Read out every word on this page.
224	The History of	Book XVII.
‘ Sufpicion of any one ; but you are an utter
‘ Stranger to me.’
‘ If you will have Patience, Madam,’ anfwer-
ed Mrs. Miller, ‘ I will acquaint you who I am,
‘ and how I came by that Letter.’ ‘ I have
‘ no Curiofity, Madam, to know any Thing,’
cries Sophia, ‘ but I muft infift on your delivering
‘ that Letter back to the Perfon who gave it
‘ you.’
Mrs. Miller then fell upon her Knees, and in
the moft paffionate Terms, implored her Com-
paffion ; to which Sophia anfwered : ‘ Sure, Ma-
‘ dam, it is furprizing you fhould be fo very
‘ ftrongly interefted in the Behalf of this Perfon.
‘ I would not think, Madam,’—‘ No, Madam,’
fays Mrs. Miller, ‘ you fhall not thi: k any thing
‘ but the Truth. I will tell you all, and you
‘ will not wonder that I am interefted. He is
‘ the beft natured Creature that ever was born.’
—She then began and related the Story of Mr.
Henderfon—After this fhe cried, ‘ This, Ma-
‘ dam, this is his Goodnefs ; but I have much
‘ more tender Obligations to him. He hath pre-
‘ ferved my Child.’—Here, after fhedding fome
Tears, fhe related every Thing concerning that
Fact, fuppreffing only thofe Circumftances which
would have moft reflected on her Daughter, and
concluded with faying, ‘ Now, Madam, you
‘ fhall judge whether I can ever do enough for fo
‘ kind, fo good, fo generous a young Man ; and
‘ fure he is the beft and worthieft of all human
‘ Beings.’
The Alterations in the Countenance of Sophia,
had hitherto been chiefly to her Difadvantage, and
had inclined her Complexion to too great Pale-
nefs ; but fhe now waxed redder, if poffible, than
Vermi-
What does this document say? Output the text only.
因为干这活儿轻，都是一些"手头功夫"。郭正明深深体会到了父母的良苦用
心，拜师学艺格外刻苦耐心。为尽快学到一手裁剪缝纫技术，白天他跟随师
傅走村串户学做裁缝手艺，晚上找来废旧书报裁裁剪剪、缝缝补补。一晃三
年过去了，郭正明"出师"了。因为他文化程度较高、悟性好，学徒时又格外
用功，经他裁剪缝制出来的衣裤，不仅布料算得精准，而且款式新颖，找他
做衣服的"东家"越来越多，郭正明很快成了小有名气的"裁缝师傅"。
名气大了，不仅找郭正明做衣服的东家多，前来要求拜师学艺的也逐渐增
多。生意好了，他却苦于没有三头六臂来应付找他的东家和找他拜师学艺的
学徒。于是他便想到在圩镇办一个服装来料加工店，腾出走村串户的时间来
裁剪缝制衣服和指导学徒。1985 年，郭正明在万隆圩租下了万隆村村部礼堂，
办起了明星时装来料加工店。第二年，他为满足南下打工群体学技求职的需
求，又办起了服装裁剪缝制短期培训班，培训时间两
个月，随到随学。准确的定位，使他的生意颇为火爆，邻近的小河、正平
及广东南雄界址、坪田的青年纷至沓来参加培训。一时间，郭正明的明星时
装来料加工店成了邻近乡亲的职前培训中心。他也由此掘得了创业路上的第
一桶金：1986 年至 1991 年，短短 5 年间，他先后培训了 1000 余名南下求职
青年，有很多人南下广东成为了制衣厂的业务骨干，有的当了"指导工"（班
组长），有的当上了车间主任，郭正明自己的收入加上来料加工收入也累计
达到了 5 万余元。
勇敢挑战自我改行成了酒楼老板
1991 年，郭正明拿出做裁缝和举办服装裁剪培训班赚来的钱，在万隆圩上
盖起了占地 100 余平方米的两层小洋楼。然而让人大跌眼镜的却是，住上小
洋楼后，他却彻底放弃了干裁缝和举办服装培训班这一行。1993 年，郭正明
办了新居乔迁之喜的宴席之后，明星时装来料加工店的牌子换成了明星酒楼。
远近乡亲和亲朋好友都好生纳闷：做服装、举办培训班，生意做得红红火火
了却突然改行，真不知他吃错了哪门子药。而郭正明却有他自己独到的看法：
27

════════════════

#### WRITTEN EXERCISE:
Where a line in the entries holds the word "fhall", copy that line.

#### COMPLETE ANSWER:
fays Mrs. Miller, ‘ you fhall not thi: k any thing
‘ fhall judge whether I can ever do enough for fo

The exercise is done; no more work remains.